§ EXERCISE INSTRUCTIONS:
The records should be repeated word for word, pictures excluded.

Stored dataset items
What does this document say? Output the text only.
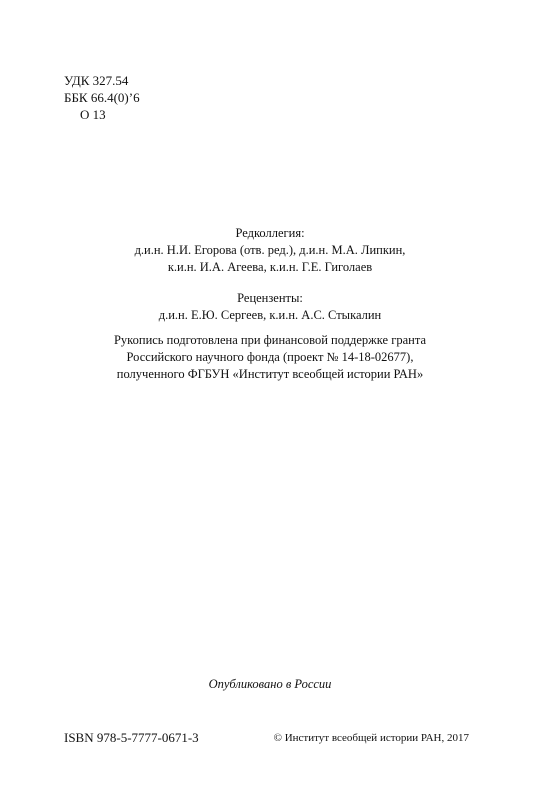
УДК 327.54
ББК 66.4(0)’6
О 13
Редколлегия:
д.и.н. Н.И. Егорова (отв. ред.), д.и.н. М.А. Липкин,
к.и.н. И.А. Агеева, к.и.н. Г.Е. Гиголаев
Рецензенты:
д.и.н. Е.Ю. Сергеев, к.и.н. А.С. Стыкалин
Рукопись подготовлена при финансовой поддержке гранта
Российского научного фонда (проект № 14-18-02677),
полученного ФГБУН «Институт всеобщей истории РАН»
Опубликовано в России
ISBN 978-5-7777-0671-3	© Институт всеобщей истории РАН, 2017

§ SOLUTION TO THIS EXERCISE:
What does this document say? Output the text only.
УДК 327.54
ББК 66.4(0)’6
О 13
Редколлегия:
д.и.н. Н.И. Егорова (отв. ред.), д.и.н. М.А. Липкин,
к.и.н. И.А. Агеева, к.и.н. Г.Е. Гиголаев
Рецензенты:
д.и.н. Е.Ю. Сергеев, к.и.н. А.С. Стыкалин
Рукопись подготовлена при финансовой поддержке гранта
Российского научного фонда (проект № 14-18-02677),
полученного ФГБУН «Институт всеобщей истории РАН»
Опубликовано в России
ISBN 978-5-7777-0671-3	© Институт всеобщей истории РАН, 2017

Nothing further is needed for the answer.